[Data listing]
__________

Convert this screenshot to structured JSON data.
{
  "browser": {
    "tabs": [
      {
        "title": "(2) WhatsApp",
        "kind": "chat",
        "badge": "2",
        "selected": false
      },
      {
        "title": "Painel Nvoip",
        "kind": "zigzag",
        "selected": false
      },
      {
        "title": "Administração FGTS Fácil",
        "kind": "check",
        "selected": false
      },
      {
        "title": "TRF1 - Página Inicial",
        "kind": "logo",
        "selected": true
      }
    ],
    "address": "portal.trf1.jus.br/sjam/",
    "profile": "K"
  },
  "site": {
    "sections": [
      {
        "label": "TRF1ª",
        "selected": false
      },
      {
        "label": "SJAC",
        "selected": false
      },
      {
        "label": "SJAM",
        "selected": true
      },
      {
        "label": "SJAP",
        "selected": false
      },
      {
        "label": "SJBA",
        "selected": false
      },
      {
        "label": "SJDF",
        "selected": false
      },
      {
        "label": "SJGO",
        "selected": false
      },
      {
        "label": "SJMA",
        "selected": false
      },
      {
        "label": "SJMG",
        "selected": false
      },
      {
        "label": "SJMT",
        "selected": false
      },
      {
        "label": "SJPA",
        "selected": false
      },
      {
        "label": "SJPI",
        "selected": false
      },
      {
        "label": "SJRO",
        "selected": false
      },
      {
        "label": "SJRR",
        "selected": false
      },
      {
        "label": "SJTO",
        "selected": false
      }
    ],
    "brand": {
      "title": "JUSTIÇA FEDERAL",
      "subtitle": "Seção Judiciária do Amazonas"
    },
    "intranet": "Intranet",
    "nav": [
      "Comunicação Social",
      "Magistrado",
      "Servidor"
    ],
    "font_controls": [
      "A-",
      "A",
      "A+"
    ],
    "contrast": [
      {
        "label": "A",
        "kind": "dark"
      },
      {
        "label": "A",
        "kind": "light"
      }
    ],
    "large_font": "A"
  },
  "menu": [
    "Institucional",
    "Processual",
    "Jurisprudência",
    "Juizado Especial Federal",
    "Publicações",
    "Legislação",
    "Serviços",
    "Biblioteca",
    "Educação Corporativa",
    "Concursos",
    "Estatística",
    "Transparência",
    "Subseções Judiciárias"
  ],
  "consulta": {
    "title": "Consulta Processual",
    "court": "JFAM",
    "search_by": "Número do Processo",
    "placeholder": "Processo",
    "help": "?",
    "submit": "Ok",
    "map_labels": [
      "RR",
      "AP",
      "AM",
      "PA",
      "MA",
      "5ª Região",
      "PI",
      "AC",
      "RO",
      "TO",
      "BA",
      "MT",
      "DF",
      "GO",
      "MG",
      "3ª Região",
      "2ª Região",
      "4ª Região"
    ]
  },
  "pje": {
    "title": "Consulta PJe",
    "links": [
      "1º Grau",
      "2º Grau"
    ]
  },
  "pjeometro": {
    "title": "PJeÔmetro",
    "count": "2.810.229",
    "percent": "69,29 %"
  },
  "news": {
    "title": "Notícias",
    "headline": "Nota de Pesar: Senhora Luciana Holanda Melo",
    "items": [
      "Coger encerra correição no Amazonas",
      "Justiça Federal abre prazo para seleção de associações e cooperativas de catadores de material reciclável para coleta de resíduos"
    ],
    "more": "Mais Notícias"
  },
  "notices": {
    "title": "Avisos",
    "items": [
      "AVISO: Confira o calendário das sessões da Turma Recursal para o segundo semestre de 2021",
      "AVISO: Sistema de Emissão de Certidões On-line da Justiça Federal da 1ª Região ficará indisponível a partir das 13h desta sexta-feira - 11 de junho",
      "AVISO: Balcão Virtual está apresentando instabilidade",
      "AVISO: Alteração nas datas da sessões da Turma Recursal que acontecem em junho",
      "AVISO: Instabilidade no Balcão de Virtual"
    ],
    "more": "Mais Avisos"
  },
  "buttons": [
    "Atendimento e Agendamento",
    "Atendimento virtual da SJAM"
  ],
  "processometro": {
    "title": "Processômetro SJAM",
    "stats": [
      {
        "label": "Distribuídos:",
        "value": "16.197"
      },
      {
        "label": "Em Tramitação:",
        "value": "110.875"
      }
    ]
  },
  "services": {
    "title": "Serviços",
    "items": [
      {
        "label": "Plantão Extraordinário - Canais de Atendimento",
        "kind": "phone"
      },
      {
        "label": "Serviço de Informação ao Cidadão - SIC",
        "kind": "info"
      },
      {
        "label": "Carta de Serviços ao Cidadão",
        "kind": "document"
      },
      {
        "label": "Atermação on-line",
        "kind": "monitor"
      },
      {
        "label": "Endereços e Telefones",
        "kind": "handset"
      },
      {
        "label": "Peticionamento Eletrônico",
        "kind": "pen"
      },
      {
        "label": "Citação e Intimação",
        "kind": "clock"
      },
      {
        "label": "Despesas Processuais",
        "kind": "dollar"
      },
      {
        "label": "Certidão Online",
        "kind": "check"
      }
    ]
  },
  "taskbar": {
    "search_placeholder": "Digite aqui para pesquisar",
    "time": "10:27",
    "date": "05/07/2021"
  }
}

__________

Exercise requirements:
Please copy out each record, character for character.

Final answer:
Convert this screenshot to structured JSON data.
{
  "browser": {
    "tabs": [
      {
        "title": "(2) WhatsApp",
        "kind": "chat",
        "badge": "2",
        "selected": false
      },
      {
        "title": "Painel Nvoip",
        "kind": "zigzag",
        "selected": false
      },
      {
        "title": "Administração FGTS Fácil",
        "kind": "check",
        "selected": false
      },
      {
        "title": "TRF1 - Página Inicial",
        "kind": "logo",
        "selected": true
      }
    ],
    "address": "portal.trf1.jus.br/sjam/",
    "profile": "K"
  },
  "site": {
    "sections": [
      {
        "label": "TRF1ª",
        "selected": false
      },
      {
        "label": "SJAC",
        "selected": false
      },
      {
        "label": "SJAM",
        "selected": true
      },
      {
        "label": "SJAP",
        "selected": false
      },
      {
        "label": "SJBA",
        "selected": false
      },
      {
        "label": "SJDF",
        "selected": false
      },
      {
        "label": "SJGO",
        "selected": false
      },
      {
        "label": "SJMA",
        "selected": false
      },
      {
        "label": "SJMG",
        "selected": false
      },
      {
        "label": "SJMT",
        "selected": false
      },
      {
        "label": "SJPA",
        "selected": false
      },
      {
        "label": "SJPI",
        "selected": false
      },
      {
        "label": "SJRO",
        "selected": false
      },
      {
        "label": "SJRR",
        "selected": false
      },
      {
        "label": "SJTO",
        "selected": false
      }
    ],
    "brand": {
      "title": "JUSTIÇA FEDERAL",
      "subtitle": "Seção Judiciária do Amazonas"
    },
    "intranet": "Intranet",
    "nav": [
      "Comunicação Social",
      "Magistrado",
      "Servidor"
    ],
    "font_controls": [
      "A-",
      "A",
      "A+"
    ],
    "contrast": [
      {
        "label": "A",
        "kind": "dark"
      },
      {
        "label": "A",
        "kind": "light"
      }
    ],
    "large_font": "A"
  },
  "menu": [
    "Institucional",
    "Processual",
    "Jurisprudência",
    "Juizado Especial Federal",
    "Publicações",
    "Legislação",
    "Serviços",
    "Biblioteca",
    "Educação Corporativa",
    "Concursos",
    "Estatística",
    "Transparência",
    "Subseções Judiciárias"
  ],
  "consulta": {
    "title": "Consulta Processual",
    "court": "JFAM",
    "search_by": "Número do Processo",
    "placeholder": "Processo",
    "help": "?",
    "submit": "Ok",
    "map_labels": [
      "RR",
      "AP",
      "AM",
      "PA",
      "MA",
      "5ª Região",
      "PI",
      "AC",
      "RO",
      "TO",
      "BA",
      "MT",
      "DF",
      "GO",
      "MG",
      "3ª Região",
      "2ª Região",
      "4ª Região"
    ]
  },
  "pje": {
    "title": "Consulta PJe",
    "links": [
      "1º Grau",
      "2º Grau"
    ]
  },
  "pjeometro": {
    "title": "PJeÔmetro",
    "count": "2.810.229",
    "percent": "69,29 %"
  },
  "news": {
    "title": "Notícias",
    "headline": "Nota de Pesar: Senhora Luciana Holanda Melo",
    "items": [
      "Coger encerra correição no Amazonas",
      "Justiça Federal abre prazo para seleção de associações e cooperativas de catadores de material reciclável para coleta de resíduos"
    ],
    "more": "Mais Notícias"
  },
  "notices": {
    "title": "Avisos",
    "items": [
      "AVISO: Confira o calendário das sessões da Turma Recursal para o segundo semestre de 2021",
      "AVISO: Sistema de Emissão de Certidões On-line da Justiça Federal da 1ª Região ficará indisponível a partir das 13h desta sexta-feira - 11 de junho",
      "AVISO: Balcão Virtual está apresentando instabilidade",
      "AVISO: Alteração nas datas da sessões da Turma Recursal que acontecem em junho",
      "AVISO: Instabilidade no Balcão de Virtual"
    ],
    "more": "Mais Avisos"
  },
  "buttons": [
    "Atendimento e Agendamento",
    "Atendimento virtual da SJAM"
  ],
  "processometro": {
    "title": "Processômetro SJAM",
    "stats": [
      {
        "label": "Distribuídos:",
        "value": "16.197"
      },
      {
        "label": "Em Tramitação:",
        "value": "110.875"
      }
    ]
  },
  "services": {
    "title": "Serviços",
    "items": [
      {
        "label": "Plantão Extraordinário - Canais de Atendimento",
        "kind": "phone"
      },
      {
        "label": "Serviço de Informação ao Cidadão - SIC",
        "kind": "info"
      },
      {
        "label": "Carta de Serviços ao Cidadão",
        "kind": "document"
      },
      {
        "label": "Atermação on-line",
        "kind": "monitor"
      },
      {
        "label": "Endereços e Telefones",
        "kind": "handset"
      },
      {
        "label": "Peticionamento Eletrônico",
        "kind": "pen"
      },
      {
        "label": "Citação e Intimação",
        "kind": "clock"
      },
      {
        "label": "Despesas Processuais",
        "kind": "dollar"
      },
      {
        "label": "Certidão Online",
        "kind": "check"
      }
    ]
  },
  "taskbar": {
    "search_placeholder": "Digite aqui para pesquisar",
    "time": "10:27",
    "date": "05/07/2021"
  }
}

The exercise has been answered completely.